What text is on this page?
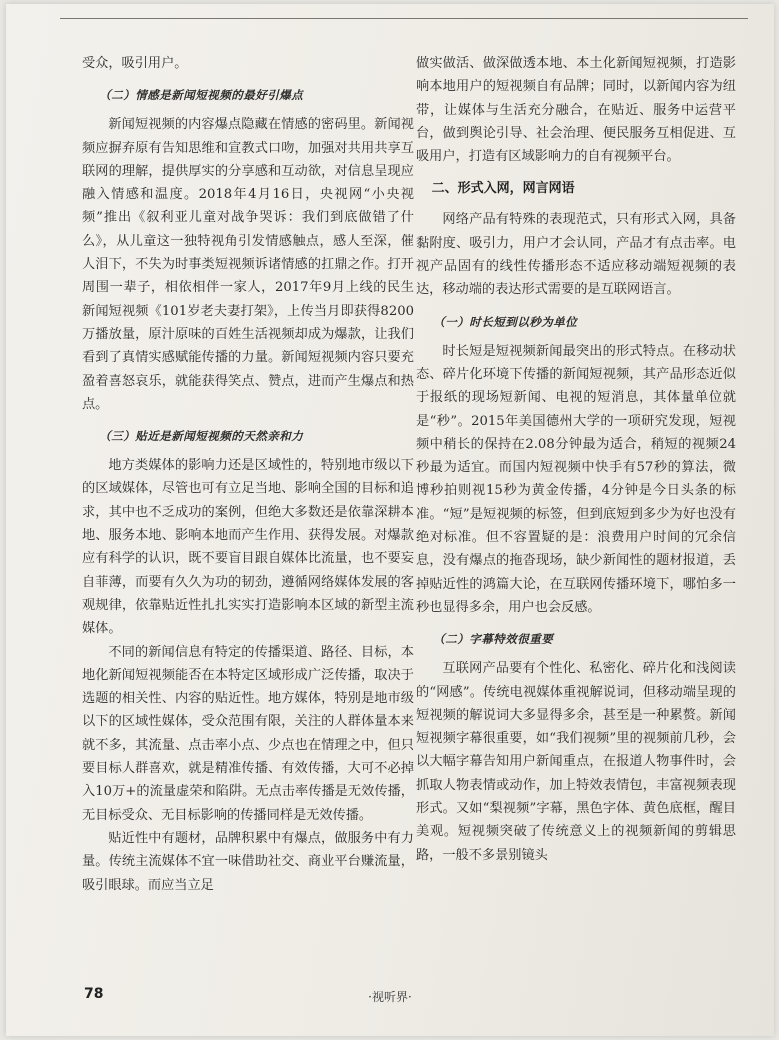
受众，吸引用户。

（二）情感是新闻短视频的最好引爆点

新闻短视频的内容爆点隐藏在情感的密码里。新闻视频应摒弃原有告知思维和宣教式口吻，加强对共用共享互联网的理解，提供厚实的分享感和互动欲，对信息呈现应融入情感和温度。2018年4月16日，央视网“小央视频”推出《叙利亚儿童对战争哭诉：我们到底做错了什么》，从儿童这一独特视角引发情感触点，感人至深，催人泪下，不失为时事类短视频诉诸情感的扛鼎之作。打开周围一辈子，相依相伴一家人，2017年9月上线的民生新闻短视频《101岁老夫妻打架》，上传当月即获得8200万播放量，原汁原味的百姓生活视频却成为爆款，让我们看到了真情实感赋能传播的力量。新闻短视频内容只要充盈着喜怒哀乐，就能获得笑点、赞点，进而产生爆点和热点。

（三）贴近是新闻短视频的天然亲和力

地方类媒体的影响力还是区域性的，特别地市级以下的区域媒体，尽管也可有立足当地、影响全国的目标和追求，其中也不乏成功的案例，但绝大多数还是依靠深耕本地、服务本地、影响本地而产生作用、获得发展。对爆款应有科学的认识，既不要盲目跟自媒体比流量，也不要妄自菲薄，而要有久久为功的韧劲，遵循网络媒体发展的客观规律，依靠贴近性扎扎实实打造影响本区域的新型主流媒体。

不同的新闻信息有特定的传播渠道、路径、目标，本地化新闻短视频能否在本特定区域形成广泛传播，取决于选题的相关性、内容的贴近性。地方媒体，特别是地市级以下的区域性媒体，受众范围有限，关注的人群体量本来就不多，其流量、点击率小点、少点也在情理之中，但只要目标人群喜欢，就是精准传播、有效传播，大可不必掉入10万+的流量虚荣和陷阱。无点击率传播是无效传播，无目标受众、无目标影响的传播同样是无效传播。

贴近性中有题材，品牌积累中有爆点，做服务中有力量。传统主流媒体不宜一味借助社交、商业平台赚流量，吸引眼球。而应当立足

做实做活、做深做透本地、本土化新闻短视频，打造影响本地用户的短视频自有品牌；同时，以新闻内容为纽带，让媒体与生活充分融合，在贴近、服务中运营平台，做到舆论引导、社会治理、便民服务互相促进、互吸用户，打造有区域影响力的自有视频平台。

二、形式入网，网言网语

网络产品有特殊的表现范式，只有形式入网，具备黏附度、吸引力，用户才会认同，产品才有点击率。电视产品固有的线性传播形态不适应移动端短视频的表达，移动端的表达形式需要的是互联网语言。

（一）时长短到以秒为单位

时长短是短视频新闻最突出的形式特点。在移动状态、碎片化环境下传播的新闻短视频，其产品形态近似于报纸的现场短新闻、电视的短消息，其体量单位就是“秒”。2015年美国德州大学的一项研究发现，短视频中稍长的保持在2.08分钟最为适合，稍短的视频24秒最为适宜。而国内短视频中快手有57秒的算法，微博秒拍则视15秒为黄金传播，4分钟是今日头条的标准。“短”是短视频的标签，但到底短到多少为好也没有绝对标准。但不容置疑的是：浪费用户时间的冗余信息，没有爆点的拖沓现场，缺少新闻性的题材报道，丢掉贴近性的鸿篇大论，在互联网传播环境下，哪怕多一秒也显得多余，用户也会反感。

（二）字幕特效很重要

互联网产品要有个性化、私密化、碎片化和浅阅读的“网感”。传统电视媒体重视解说词，但移动端呈现的短视频的解说词大多显得多余，甚至是一种累赘。新闻短视频字幕很重要，如“我们视频”里的视频前几秒，会以大幅字幕告知用户新闻重点，在报道人物事件时，会抓取人物表情或动作，加上特效表情包，丰富视频表现形式。又如“梨视频”字幕，黑色字体、黄色底框，醒目美观。短视频突破了传统意义上的视频新闻的剪辑思路，一般不多景别镜头

78	·视听界·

::::::::

- **Stated task**: Every entry must be written out exactly, with all pictures left out.

- **Answer to this problem**:
What text is on this page?
受众，吸引用户。

（二）情感是新闻短视频的最好引爆点

新闻短视频的内容爆点隐藏在情感的密码里。新闻视频应摒弃原有告知思维和宣教式口吻，加强对共用共享互联网的理解，提供厚实的分享感和互动欲，对信息呈现应融入情感和温度。2018年4月16日，央视网“小央视频”推出《叙利亚儿童对战争哭诉：我们到底做错了什么》，从儿童这一独特视角引发情感触点，感人至深，催人泪下，不失为时事类短视频诉诸情感的扛鼎之作。打开周围一辈子，相依相伴一家人，2017年9月上线的民生新闻短视频《101岁老夫妻打架》，上传当月即获得8200万播放量，原汁原味的百姓生活视频却成为爆款，让我们看到了真情实感赋能传播的力量。新闻短视频内容只要充盈着喜怒哀乐，就能获得笑点、赞点，进而产生爆点和热点。

（三）贴近是新闻短视频的天然亲和力

地方类媒体的影响力还是区域性的，特别地市级以下的区域媒体，尽管也可有立足当地、影响全国的目标和追求，其中也不乏成功的案例，但绝大多数还是依靠深耕本地、服务本地、影响本地而产生作用、获得发展。对爆款应有科学的认识，既不要盲目跟自媒体比流量，也不要妄自菲薄，而要有久久为功的韧劲，遵循网络媒体发展的客观规律，依靠贴近性扎扎实实打造影响本区域的新型主流媒体。

不同的新闻信息有特定的传播渠道、路径、目标，本地化新闻短视频能否在本特定区域形成广泛传播，取决于选题的相关性、内容的贴近性。地方媒体，特别是地市级以下的区域性媒体，受众范围有限，关注的人群体量本来就不多，其流量、点击率小点、少点也在情理之中，但只要目标人群喜欢，就是精准传播、有效传播，大可不必掉入10万+的流量虚荣和陷阱。无点击率传播是无效传播，无目标受众、无目标影响的传播同样是无效传播。

贴近性中有题材，品牌积累中有爆点，做服务中有力量。传统主流媒体不宜一味借助社交、商业平台赚流量，吸引眼球。而应当立足

做实做活、做深做透本地、本土化新闻短视频，打造影响本地用户的短视频自有品牌；同时，以新闻内容为纽带，让媒体与生活充分融合，在贴近、服务中运营平台，做到舆论引导、社会治理、便民服务互相促进、互吸用户，打造有区域影响力的自有视频平台。

二、形式入网，网言网语

网络产品有特殊的表现范式，只有形式入网，具备黏附度、吸引力，用户才会认同，产品才有点击率。电视产品固有的线性传播形态不适应移动端短视频的表达，移动端的表达形式需要的是互联网语言。

（一）时长短到以秒为单位

时长短是短视频新闻最突出的形式特点。在移动状态、碎片化环境下传播的新闻短视频，其产品形态近似于报纸的现场短新闻、电视的短消息，其体量单位就是“秒”。2015年美国德州大学的一项研究发现，短视频中稍长的保持在2.08分钟最为适合，稍短的视频24秒最为适宜。而国内短视频中快手有57秒的算法，微博秒拍则视15秒为黄金传播，4分钟是今日头条的标准。“短”是短视频的标签，但到底短到多少为好也没有绝对标准。但不容置疑的是：浪费用户时间的冗余信息，没有爆点的拖沓现场，缺少新闻性的题材报道，丢掉贴近性的鸿篇大论，在互联网传播环境下，哪怕多一秒也显得多余，用户也会反感。

（二）字幕特效很重要

互联网产品要有个性化、私密化、碎片化和浅阅读的“网感”。传统电视媒体重视解说词，但移动端呈现的短视频的解说词大多显得多余，甚至是一种累赘。新闻短视频字幕很重要，如“我们视频”里的视频前几秒，会以大幅字幕告知用户新闻重点，在报道人物事件时，会抓取人物表情或动作，加上特效表情包，丰富视频表现形式。又如“梨视频”字幕，黑色字体、黄色底框，醒目美观。短视频突破了传统意义上的视频新闻的剪辑思路，一般不多景别镜头

78	·视听界·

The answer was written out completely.